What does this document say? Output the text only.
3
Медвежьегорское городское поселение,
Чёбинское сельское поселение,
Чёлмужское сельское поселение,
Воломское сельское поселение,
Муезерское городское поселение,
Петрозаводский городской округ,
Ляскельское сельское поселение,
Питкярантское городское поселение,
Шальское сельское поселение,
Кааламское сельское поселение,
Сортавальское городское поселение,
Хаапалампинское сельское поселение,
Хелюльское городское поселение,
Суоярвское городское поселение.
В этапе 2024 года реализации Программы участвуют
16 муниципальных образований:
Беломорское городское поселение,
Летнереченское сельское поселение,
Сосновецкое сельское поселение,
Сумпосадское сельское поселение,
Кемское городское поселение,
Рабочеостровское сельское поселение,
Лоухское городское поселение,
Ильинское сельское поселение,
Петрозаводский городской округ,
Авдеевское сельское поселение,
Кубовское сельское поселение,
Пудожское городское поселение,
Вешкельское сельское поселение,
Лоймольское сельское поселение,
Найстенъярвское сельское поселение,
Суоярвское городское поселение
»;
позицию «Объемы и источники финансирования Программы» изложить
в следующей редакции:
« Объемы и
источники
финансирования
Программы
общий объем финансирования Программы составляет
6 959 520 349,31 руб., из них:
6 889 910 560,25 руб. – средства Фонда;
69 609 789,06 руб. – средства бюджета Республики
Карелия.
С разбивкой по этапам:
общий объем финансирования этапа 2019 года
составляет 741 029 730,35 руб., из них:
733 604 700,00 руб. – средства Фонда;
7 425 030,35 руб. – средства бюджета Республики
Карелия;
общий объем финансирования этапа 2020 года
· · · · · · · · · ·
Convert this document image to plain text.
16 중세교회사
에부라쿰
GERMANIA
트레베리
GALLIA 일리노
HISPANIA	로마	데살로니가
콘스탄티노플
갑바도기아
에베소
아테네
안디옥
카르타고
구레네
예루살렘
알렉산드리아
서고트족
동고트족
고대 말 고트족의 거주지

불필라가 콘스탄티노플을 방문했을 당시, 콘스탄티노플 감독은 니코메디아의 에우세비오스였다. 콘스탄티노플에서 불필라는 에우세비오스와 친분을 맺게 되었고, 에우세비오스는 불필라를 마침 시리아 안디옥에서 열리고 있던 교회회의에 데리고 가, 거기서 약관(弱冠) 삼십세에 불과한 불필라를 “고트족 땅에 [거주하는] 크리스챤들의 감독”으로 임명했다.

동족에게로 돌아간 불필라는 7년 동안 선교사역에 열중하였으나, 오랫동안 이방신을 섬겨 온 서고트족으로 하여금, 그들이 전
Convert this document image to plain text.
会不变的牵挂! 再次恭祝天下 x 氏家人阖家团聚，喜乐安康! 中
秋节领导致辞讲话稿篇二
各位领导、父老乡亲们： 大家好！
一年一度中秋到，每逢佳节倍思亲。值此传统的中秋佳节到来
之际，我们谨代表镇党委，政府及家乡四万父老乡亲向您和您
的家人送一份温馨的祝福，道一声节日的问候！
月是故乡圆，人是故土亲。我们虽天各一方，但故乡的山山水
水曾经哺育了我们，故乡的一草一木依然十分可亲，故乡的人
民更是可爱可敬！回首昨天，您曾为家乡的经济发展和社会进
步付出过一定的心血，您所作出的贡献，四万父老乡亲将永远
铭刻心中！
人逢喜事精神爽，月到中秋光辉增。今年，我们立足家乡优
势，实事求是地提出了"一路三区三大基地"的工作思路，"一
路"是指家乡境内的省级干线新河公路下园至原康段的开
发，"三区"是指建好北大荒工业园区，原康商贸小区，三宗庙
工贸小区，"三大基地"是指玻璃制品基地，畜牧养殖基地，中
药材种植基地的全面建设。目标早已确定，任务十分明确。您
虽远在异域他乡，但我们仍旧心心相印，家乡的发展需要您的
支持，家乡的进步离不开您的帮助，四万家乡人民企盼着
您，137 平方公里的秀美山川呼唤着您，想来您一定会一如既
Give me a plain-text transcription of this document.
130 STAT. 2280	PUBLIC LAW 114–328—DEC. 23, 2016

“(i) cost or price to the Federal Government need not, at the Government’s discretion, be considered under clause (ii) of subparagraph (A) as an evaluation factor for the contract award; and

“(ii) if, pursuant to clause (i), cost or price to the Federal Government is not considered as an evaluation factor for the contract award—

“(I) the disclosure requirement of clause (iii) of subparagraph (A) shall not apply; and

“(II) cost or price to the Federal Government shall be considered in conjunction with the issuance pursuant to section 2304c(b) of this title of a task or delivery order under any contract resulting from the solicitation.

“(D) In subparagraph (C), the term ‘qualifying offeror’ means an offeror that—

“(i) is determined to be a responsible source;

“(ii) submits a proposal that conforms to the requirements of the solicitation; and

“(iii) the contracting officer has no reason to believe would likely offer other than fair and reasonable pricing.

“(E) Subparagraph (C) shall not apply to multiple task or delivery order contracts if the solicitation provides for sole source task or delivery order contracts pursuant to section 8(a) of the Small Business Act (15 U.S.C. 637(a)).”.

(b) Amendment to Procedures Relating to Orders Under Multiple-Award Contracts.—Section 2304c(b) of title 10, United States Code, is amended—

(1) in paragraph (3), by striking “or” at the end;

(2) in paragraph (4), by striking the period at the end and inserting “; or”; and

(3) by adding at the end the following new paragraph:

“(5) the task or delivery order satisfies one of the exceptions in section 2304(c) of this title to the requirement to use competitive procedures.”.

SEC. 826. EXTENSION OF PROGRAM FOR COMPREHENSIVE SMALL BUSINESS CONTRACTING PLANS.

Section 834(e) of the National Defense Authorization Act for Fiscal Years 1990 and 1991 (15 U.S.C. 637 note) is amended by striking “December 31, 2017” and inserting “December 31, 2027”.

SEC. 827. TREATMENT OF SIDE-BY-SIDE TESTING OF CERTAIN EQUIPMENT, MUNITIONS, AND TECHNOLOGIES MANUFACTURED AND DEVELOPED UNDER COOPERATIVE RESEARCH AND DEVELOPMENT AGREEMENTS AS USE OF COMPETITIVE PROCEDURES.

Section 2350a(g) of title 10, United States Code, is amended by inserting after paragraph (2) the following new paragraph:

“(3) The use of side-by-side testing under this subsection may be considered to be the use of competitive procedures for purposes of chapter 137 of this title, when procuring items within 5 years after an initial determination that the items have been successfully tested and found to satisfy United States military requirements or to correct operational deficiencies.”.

Exercise directions: Please repeat the listing above in full and exactly.

Response:
What does this document say? Output the text only.
3
Медвежьегорское городское поселение,
Чёбинское сельское поселение,
Чёлмужское сельское поселение,
Воломское сельское поселение,
Муезерское городское поселение,
Петрозаводский городской округ,
Ляскельское сельское поселение,
Питкярантское городское поселение,
Шальское сельское поселение,
Кааламское сельское поселение,
Сортавальское городское поселение,
Хаапалампинское сельское поселение,
Хелюльское городское поселение,
Суоярвское городское поселение.
В этапе 2024 года реализации Программы участвуют
16 муниципальных образований:
Беломорское городское поселение,
Летнереченское сельское поселение,
Сосновецкое сельское поселение,
Сумпосадское сельское поселение,
Кемское городское поселение,
Рабочеостровское сельское поселение,
Лоухское городское поселение,
Ильинское сельское поселение,
Петрозаводский городской округ,
Авдеевское сельское поселение,
Кубовское сельское поселение,
Пудожское городское поселение,
Вешкельское сельское поселение,
Лоймольское сельское поселение,
Найстенъярвское сельское поселение,
Суоярвское городское поселение
»;
позицию «Объемы и источники финансирования Программы» изложить
в следующей редакции:
« Объемы и
источники
финансирования
Программы
общий объем финансирования Программы составляет
6 959 520 349,31 руб., из них:
6 889 910 560,25 руб. – средства Фонда;
69 609 789,06 руб. – средства бюджета Республики
Карелия.
С разбивкой по этапам:
общий объем финансирования этапа 2019 года
составляет 741 029 730,35 руб., из них:
733 604 700,00 руб. – средства Фонда;
7 425 030,35 руб. – средства бюджета Республики
Карелия;
общий объем финансирования этапа 2020 года
· · · · · · · · · ·
Convert this document image to plain text.
16 중세교회사
에부라쿰
GERMANIA
트레베리
GALLIA 일리노
HISPANIA	로마	데살로니가
콘스탄티노플
갑바도기아
에베소
아테네
안디옥
카르타고
구레네
예루살렘
알렉산드리아
서고트족
동고트족
고대 말 고트족의 거주지

불필라가 콘스탄티노플을 방문했을 당시, 콘스탄티노플 감독은 니코메디아의 에우세비오스였다. 콘스탄티노플에서 불필라는 에우세비오스와 친분을 맺게 되었고, 에우세비오스는 불필라를 마침 시리아 안디옥에서 열리고 있던 교회회의에 데리고 가, 거기서 약관(弱冠) 삼십세에 불과한 불필라를 “고트족 땅에 [거주하는] 크리스챤들의 감독”으로 임명했다.

동족에게로 돌아간 불필라는 7년 동안 선교사역에 열중하였으나, 오랫동안 이방신을 섬겨 온 서고트족으로 하여금, 그들이 전
Convert this document image to plain text.
会不变的牵挂! 再次恭祝天下 x 氏家人阖家团聚，喜乐安康! 中
秋节领导致辞讲话稿篇二
各位领导、父老乡亲们： 大家好！
一年一度中秋到，每逢佳节倍思亲。值此传统的中秋佳节到来
之际，我们谨代表镇党委，政府及家乡四万父老乡亲向您和您
的家人送一份温馨的祝福，道一声节日的问候！
月是故乡圆，人是故土亲。我们虽天各一方，但故乡的山山水
水曾经哺育了我们，故乡的一草一木依然十分可亲，故乡的人
民更是可爱可敬！回首昨天，您曾为家乡的经济发展和社会进
步付出过一定的心血，您所作出的贡献，四万父老乡亲将永远
铭刻心中！
人逢喜事精神爽，月到中秋光辉增。今年，我们立足家乡优
势，实事求是地提出了"一路三区三大基地"的工作思路，"一
路"是指家乡境内的省级干线新河公路下园至原康段的开
发，"三区"是指建好北大荒工业园区，原康商贸小区，三宗庙
工贸小区，"三大基地"是指玻璃制品基地，畜牧养殖基地，中
药材种植基地的全面建设。目标早已确定，任务十分明确。您
虽远在异域他乡，但我们仍旧心心相印，家乡的发展需要您的
支持，家乡的进步离不开您的帮助，四万家乡人民企盼着
您，137 平方公里的秀美山川呼唤着您，想来您一定会一如既
Give me a plain-text transcription of this document.
130 STAT. 2280	PUBLIC LAW 114–328—DEC. 23, 2016

“(i) cost or price to the Federal Government need not, at the Government’s discretion, be considered under clause (ii) of subparagraph (A) as an evaluation factor for the contract award; and

“(ii) if, pursuant to clause (i), cost or price to the Federal Government is not considered as an evaluation factor for the contract award—

“(I) the disclosure requirement of clause (iii) of subparagraph (A) shall not apply; and

“(II) cost or price to the Federal Government shall be considered in conjunction with the issuance pursuant to section 2304c(b) of this title of a task or delivery order under any contract resulting from the solicitation.

“(D) In subparagraph (C), the term ‘qualifying offeror’ means an offeror that—

“(i) is determined to be a responsible source;

“(ii) submits a proposal that conforms to the requirements of the solicitation; and

“(iii) the contracting officer has no reason to believe would likely offer other than fair and reasonable pricing.

“(E) Subparagraph (C) shall not apply to multiple task or delivery order contracts if the solicitation provides for sole source task or delivery order contracts pursuant to section 8(a) of the Small Business Act (15 U.S.C. 637(a)).”.

(b) Amendment to Procedures Relating to Orders Under Multiple-Award Contracts.—Section 2304c(b) of title 10, United States Code, is amended—

(1) in paragraph (3), by striking “or” at the end;

(2) in paragraph (4), by striking the period at the end and inserting “; or”; and

(3) by adding at the end the following new paragraph:

“(5) the task or delivery order satisfies one of the exceptions in section 2304(c) of this title to the requirement to use competitive procedures.”.

SEC. 826. EXTENSION OF PROGRAM FOR COMPREHENSIVE SMALL BUSINESS CONTRACTING PLANS.

Section 834(e) of the National Defense Authorization Act for Fiscal Years 1990 and 1991 (15 U.S.C. 637 note) is amended by striking “December 31, 2017” and inserting “December 31, 2027”.

SEC. 827. TREATMENT OF SIDE-BY-SIDE TESTING OF CERTAIN EQUIPMENT, MUNITIONS, AND TECHNOLOGIES MANUFACTURED AND DEVELOPED UNDER COOPERATIVE RESEARCH AND DEVELOPMENT AGREEMENTS AS USE OF COMPETITIVE PROCEDURES.

Section 2350a(g) of title 10, United States Code, is amended by inserting after paragraph (2) the following new paragraph:

“(3) The use of side-by-side testing under this subsection may be considered to be the use of competitive procedures for purposes of chapter 137 of this title, when procuring items within 5 years after an initial determination that the items have been successfully tested and found to satisfy United States military requirements or to correct operational deficiencies.”.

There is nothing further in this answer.